--- Material ---

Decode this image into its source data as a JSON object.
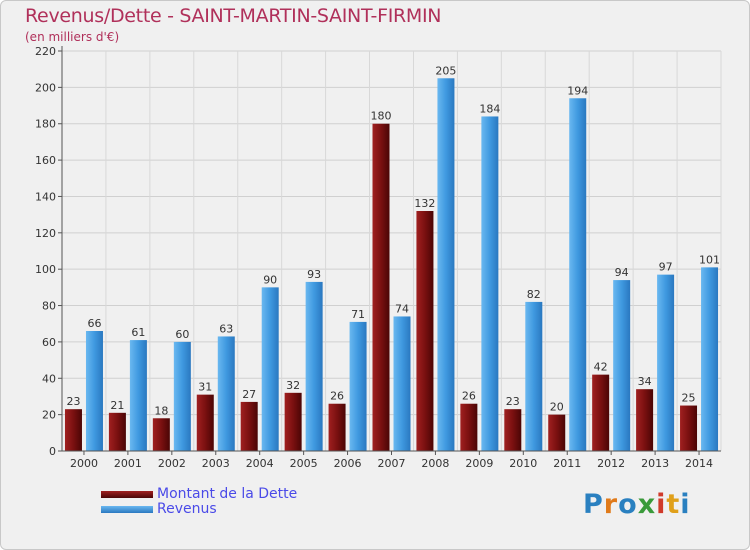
{
  "chart_data": {
    "type": "bar",
    "title": "Revenus/Dette - SAINT-MARTIN-SAINT-FIRMIN",
    "subtitle": "(en milliers d'€)",
    "categories": [
      "2000",
      "2001",
      "2002",
      "2003",
      "2004",
      "2005",
      "2006",
      "2007",
      "2008",
      "2009",
      "2010",
      "2011",
      "2012",
      "2013",
      "2014"
    ],
    "series": [
      {
        "name": "Montant de la Dette",
        "color": "#7a1010",
        "values": [
          23,
          21,
          18,
          31,
          27,
          32,
          26,
          180,
          132,
          26,
          23,
          20,
          42,
          34,
          25
        ]
      },
      {
        "name": "Revenus",
        "color": "#3f99e0",
        "values": [
          66,
          61,
          60,
          63,
          90,
          93,
          71,
          74,
          205,
          184,
          82,
          194,
          94,
          97,
          101
        ]
      }
    ],
    "ylim": [
      0,
      220
    ],
    "yticks": [
      0,
      20,
      40,
      60,
      80,
      100,
      120,
      140,
      160,
      180,
      200,
      220
    ],
    "grid": true,
    "legend": "bottom-left"
  },
  "logo": {
    "text": "Proxiti",
    "letters": [
      "P",
      "r",
      "o",
      "x",
      "i",
      "t",
      "i"
    ],
    "colors": [
      "#2a80c0",
      "#e07a1a",
      "#2a80c0",
      "#3a9a3a",
      "#d03a2a",
      "#e0a01a",
      "#2a80c0"
    ]
  }
}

--- Job ---
Count up the lines in the listing that hold the word "Dette", and give that number only.

--- Worked answer ---
2